>> start Records for this task
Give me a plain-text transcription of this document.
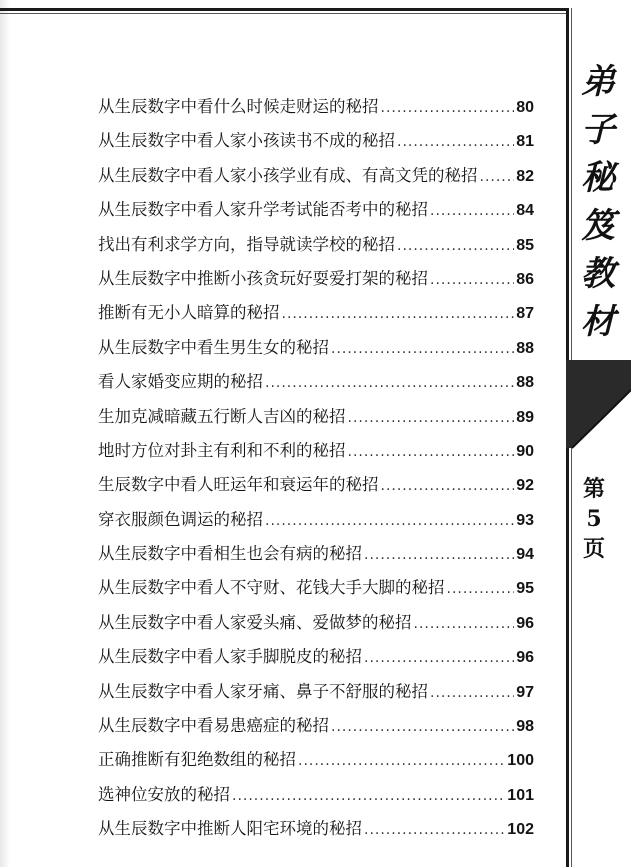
弟
子
秘
笈
教
材
第
5
页
从生辰数字中看什么时候走财运的秘招 .....	80
从生辰数字中看人家小孩读书不成的秘招 .....	81
从生辰数字中看人家小孩学业有成、有高文凭的秘招 ..... 82
从生辰数字中看人家升学考试能否考中的秘招 .....	84
找出有利求学方向，指导就读学校的秘招 .....	85
从生辰数字中推断小孩贪玩好耍爱打架的秘招 .....	86
推断有无小人暗算的秘招 .....	87
从生辰数字中看生男生女的秘招 .....	88
看人家婚变应期的秘招 .....	88
生加克减暗藏五行断人吉凶的秘招 .....	89
地时方位对卦主有利和不利的秘招 .....	90
生辰数字中看人旺运年和衰运年的秘招 .....	92
穿衣服颜色调运的秘招 .....	93
从生辰数字中看相生也会有病的秘招 .....	94
从生辰数字中看人不守财、花钱大手大脚的秘招 .....	95
从生辰数字中看人家爱头痛、爱做梦的秘招 .....	96
从生辰数字中看人家手脚脱皮的秘招 .....	96
从生辰数字中看人家牙痛、鼻子不舒服的秘招 .....	97
从生辰数字中看易患癌症的秘招 .....	98
正确推断有犯绝数组的秘招 .....	100
选神位安放的秘招 .....	101
从生辰数字中推断人阳宅环境的秘招 .....	102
>> end Records for this task
» What to do: Strip out the pictures and quote the remaining data word for word.

» Answer for the task:
Give me a plain-text transcription of this document.
弟
子
秘
笈
教
材
第
5
页
从生辰数字中看什么时候走财运的秘招 .....	80
从生辰数字中看人家小孩读书不成的秘招 .....	81
从生辰数字中看人家小孩学业有成、有高文凭的秘招 ..... 82
从生辰数字中看人家升学考试能否考中的秘招 .....	84
找出有利求学方向，指导就读学校的秘招 .....	85
从生辰数字中推断小孩贪玩好耍爱打架的秘招 .....	86
推断有无小人暗算的秘招 .....	87
从生辰数字中看生男生女的秘招 .....	88
看人家婚变应期的秘招 .....	88
生加克减暗藏五行断人吉凶的秘招 .....	89
地时方位对卦主有利和不利的秘招 .....	90
生辰数字中看人旺运年和衰运年的秘招 .....	92
穿衣服颜色调运的秘招 .....	93
从生辰数字中看相生也会有病的秘招 .....	94
从生辰数字中看人不守财、花钱大手大脚的秘招 .....	95
从生辰数字中看人家爱头痛、爱做梦的秘招 .....	96
从生辰数字中看人家手脚脱皮的秘招 .....	96
从生辰数字中看人家牙痛、鼻子不舒服的秘招 .....	97
从生辰数字中看易患癌症的秘招 .....	98
正确推断有犯绝数组的秘招 .....	100
选神位安放的秘招 .....	101
从生辰数字中推断人阳宅环境的秘招 .....	102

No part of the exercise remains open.